§ SET EXERCISE: Quote the full listing word for word.

§ RECORDS:
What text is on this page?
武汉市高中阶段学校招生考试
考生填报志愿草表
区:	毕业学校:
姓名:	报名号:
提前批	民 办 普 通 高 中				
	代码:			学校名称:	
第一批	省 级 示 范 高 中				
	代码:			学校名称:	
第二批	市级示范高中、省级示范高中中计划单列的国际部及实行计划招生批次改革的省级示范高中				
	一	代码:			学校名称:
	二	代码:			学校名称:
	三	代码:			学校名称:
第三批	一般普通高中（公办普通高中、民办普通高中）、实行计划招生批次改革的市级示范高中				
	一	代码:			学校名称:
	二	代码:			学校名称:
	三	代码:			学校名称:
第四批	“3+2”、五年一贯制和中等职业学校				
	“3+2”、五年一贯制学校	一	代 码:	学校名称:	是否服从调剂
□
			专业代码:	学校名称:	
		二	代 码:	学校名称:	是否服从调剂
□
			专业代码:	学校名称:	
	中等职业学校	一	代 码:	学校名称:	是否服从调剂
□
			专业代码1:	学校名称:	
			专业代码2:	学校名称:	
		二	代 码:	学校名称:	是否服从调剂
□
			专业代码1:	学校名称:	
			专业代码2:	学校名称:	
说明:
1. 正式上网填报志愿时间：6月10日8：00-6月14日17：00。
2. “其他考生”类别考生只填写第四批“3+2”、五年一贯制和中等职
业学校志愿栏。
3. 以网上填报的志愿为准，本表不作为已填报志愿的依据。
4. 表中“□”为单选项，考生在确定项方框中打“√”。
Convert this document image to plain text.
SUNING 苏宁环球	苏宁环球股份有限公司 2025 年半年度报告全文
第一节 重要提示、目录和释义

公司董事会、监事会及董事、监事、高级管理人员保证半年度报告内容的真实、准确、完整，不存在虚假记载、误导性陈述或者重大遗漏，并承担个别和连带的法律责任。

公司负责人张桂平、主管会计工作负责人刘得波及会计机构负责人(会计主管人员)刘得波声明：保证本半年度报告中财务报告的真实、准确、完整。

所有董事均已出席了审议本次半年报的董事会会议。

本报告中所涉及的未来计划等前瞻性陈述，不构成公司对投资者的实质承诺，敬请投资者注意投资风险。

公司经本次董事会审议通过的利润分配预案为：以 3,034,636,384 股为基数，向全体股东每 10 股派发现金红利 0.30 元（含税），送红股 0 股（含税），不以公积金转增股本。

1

§ EXERCISE RESULT:
What text is on this page?
武汉市高中阶段学校招生考试
考生填报志愿草表
区:	毕业学校:
姓名:	报名号:
提前批	民 办 普 通 高 中				
	代码:			学校名称:	
第一批	省 级 示 范 高 中				
	代码:			学校名称:	
第二批	市级示范高中、省级示范高中中计划单列的国际部及实行计划招生批次改革的省级示范高中				
	一	代码:			学校名称:
	二	代码:			学校名称:
	三	代码:			学校名称:
第三批	一般普通高中（公办普通高中、民办普通高中）、实行计划招生批次改革的市级示范高中				
	一	代码:			学校名称:
	二	代码:			学校名称:
	三	代码:			学校名称:
第四批	“3+2”、五年一贯制和中等职业学校				
	“3+2”、五年一贯制学校	一	代 码:	学校名称:	是否服从调剂
□
			专业代码:	学校名称:	
		二	代 码:	学校名称:	是否服从调剂
□
			专业代码:	学校名称:	
	中等职业学校	一	代 码:	学校名称:	是否服从调剂
□
			专业代码1:	学校名称:	
			专业代码2:	学校名称:	
		二	代 码:	学校名称:	是否服从调剂
□
			专业代码1:	学校名称:	
			专业代码2:	学校名称:	
说明:
1. 正式上网填报志愿时间：6月10日8：00-6月14日17：00。
2. “其他考生”类别考生只填写第四批“3+2”、五年一贯制和中等职
业学校志愿栏。
3. 以网上填报的志愿为准，本表不作为已填报志愿的依据。
4. 表中“□”为单选项，考生在确定项方框中打“√”。
Convert this document image to plain text.
SUNING 苏宁环球	苏宁环球股份有限公司 2025 年半年度报告全文
第一节 重要提示、目录和释义

公司董事会、监事会及董事、监事、高级管理人员保证半年度报告内容的真实、准确、完整，不存在虚假记载、误导性陈述或者重大遗漏，并承担个别和连带的法律责任。

公司负责人张桂平、主管会计工作负责人刘得波及会计机构负责人(会计主管人员)刘得波声明：保证本半年度报告中财务报告的真实、准确、完整。

所有董事均已出席了审议本次半年报的董事会会议。

本报告中所涉及的未来计划等前瞻性陈述，不构成公司对投资者的实质承诺，敬请投资者注意投资风险。

公司经本次董事会审议通过的利润分配预案为：以 3,034,636,384 股为基数，向全体股东每 10 股派发现金红利 0.30 元（含税），送红股 0 股（含税），不以公积金转增股本。

1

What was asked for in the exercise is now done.